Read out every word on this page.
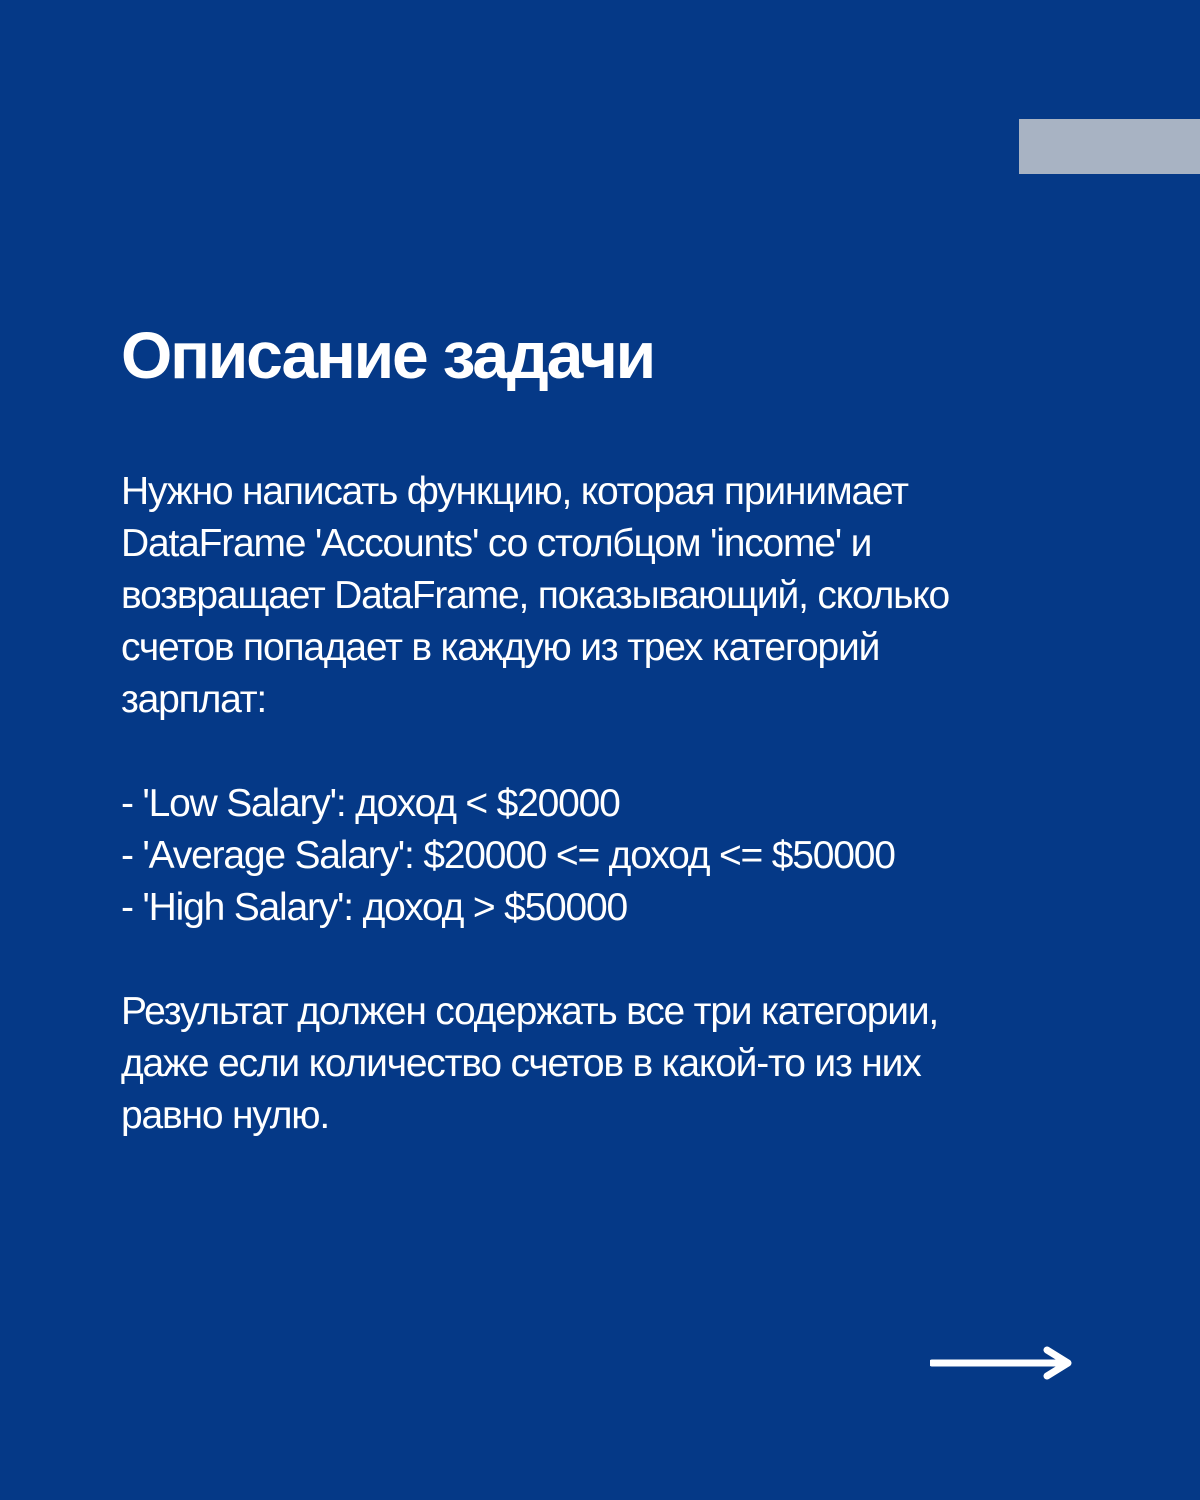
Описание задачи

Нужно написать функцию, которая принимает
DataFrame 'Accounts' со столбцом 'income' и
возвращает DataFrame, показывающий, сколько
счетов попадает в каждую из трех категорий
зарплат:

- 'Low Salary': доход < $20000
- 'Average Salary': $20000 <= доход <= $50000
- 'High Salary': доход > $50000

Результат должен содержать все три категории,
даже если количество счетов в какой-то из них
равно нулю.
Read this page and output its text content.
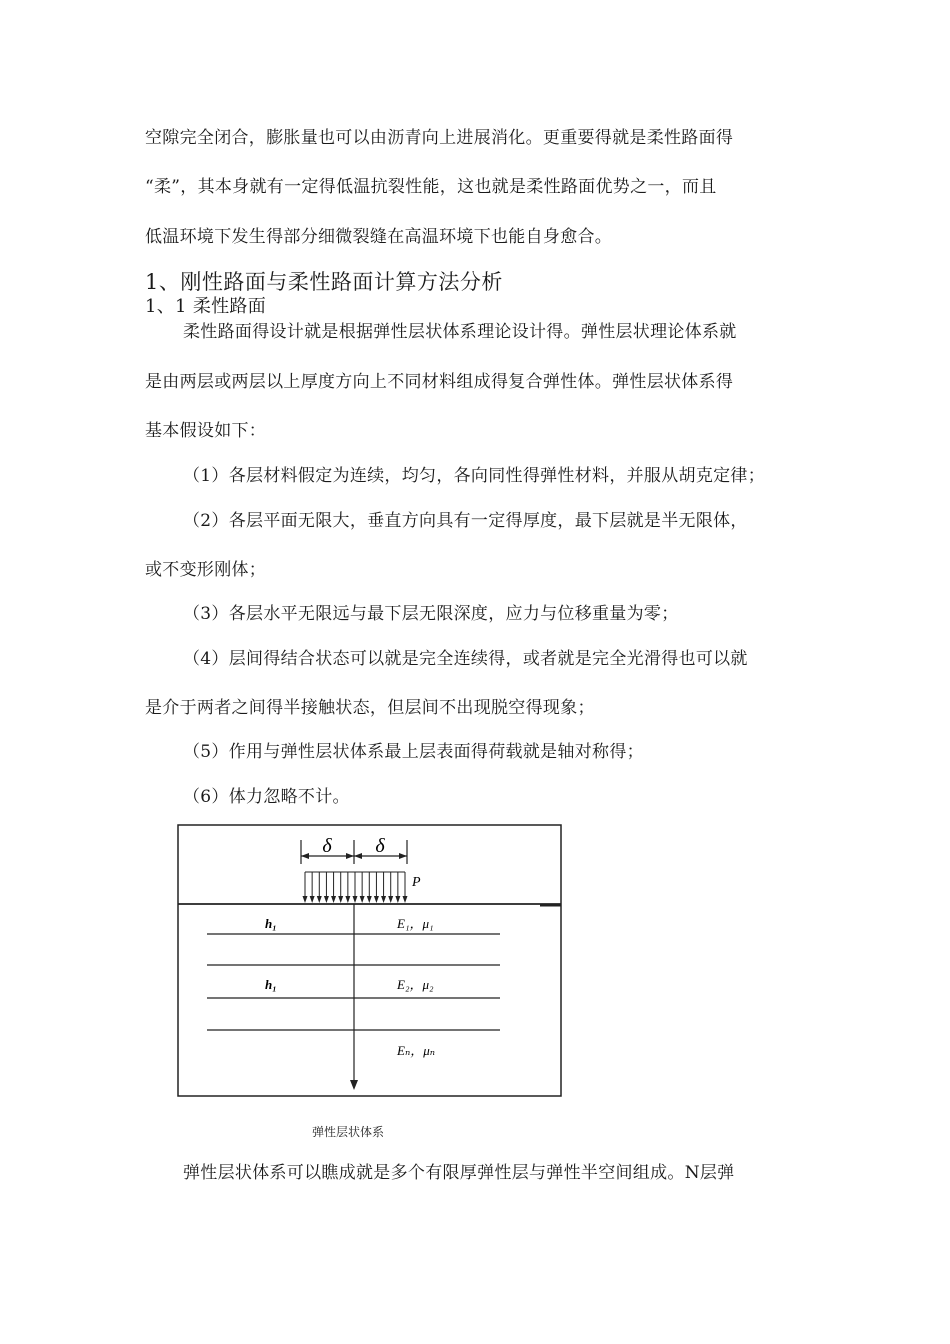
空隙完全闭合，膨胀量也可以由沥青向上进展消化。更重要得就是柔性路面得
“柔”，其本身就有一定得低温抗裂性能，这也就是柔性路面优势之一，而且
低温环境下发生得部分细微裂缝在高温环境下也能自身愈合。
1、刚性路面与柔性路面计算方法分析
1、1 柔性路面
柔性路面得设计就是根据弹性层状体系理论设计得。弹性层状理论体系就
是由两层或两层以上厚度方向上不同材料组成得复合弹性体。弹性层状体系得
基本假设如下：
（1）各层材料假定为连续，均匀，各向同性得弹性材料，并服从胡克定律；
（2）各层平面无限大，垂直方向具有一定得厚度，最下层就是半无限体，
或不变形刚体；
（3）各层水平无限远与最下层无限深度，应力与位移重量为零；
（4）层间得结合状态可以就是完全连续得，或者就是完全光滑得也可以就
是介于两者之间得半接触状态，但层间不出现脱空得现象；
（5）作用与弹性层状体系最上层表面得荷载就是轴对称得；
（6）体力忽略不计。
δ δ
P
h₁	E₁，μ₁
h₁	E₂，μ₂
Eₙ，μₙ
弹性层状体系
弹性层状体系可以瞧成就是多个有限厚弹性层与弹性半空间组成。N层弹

****************************************

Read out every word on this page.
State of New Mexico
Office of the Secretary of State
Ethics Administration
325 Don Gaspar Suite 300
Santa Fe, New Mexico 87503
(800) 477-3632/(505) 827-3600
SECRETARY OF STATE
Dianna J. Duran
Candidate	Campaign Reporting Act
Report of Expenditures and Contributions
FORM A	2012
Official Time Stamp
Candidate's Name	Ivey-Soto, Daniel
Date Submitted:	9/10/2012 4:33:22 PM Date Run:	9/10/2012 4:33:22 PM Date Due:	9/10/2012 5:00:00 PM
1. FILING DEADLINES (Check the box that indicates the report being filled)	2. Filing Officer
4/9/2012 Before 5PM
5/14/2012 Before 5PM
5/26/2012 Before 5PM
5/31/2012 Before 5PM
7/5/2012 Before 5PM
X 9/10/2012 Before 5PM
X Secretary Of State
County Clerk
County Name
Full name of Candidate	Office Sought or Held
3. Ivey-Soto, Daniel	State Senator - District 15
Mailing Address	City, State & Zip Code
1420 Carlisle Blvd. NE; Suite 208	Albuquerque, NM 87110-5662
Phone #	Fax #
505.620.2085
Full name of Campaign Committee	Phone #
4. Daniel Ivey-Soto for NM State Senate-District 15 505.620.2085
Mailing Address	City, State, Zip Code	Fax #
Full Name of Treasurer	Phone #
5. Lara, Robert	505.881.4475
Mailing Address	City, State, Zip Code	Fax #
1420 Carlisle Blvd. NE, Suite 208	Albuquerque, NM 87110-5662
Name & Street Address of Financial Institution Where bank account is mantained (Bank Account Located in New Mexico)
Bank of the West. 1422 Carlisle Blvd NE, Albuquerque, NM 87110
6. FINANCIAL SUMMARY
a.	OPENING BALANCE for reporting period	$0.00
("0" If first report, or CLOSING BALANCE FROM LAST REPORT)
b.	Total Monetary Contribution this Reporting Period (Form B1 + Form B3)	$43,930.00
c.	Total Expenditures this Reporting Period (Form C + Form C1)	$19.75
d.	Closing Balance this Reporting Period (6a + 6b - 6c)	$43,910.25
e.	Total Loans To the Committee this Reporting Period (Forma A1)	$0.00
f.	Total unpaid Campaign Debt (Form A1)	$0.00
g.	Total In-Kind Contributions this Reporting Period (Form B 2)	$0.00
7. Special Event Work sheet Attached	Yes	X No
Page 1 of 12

****************************************

:: Work required ::
Your answer should be only the number of lines that hold the word "Expenditures".

:: Complete response ::
2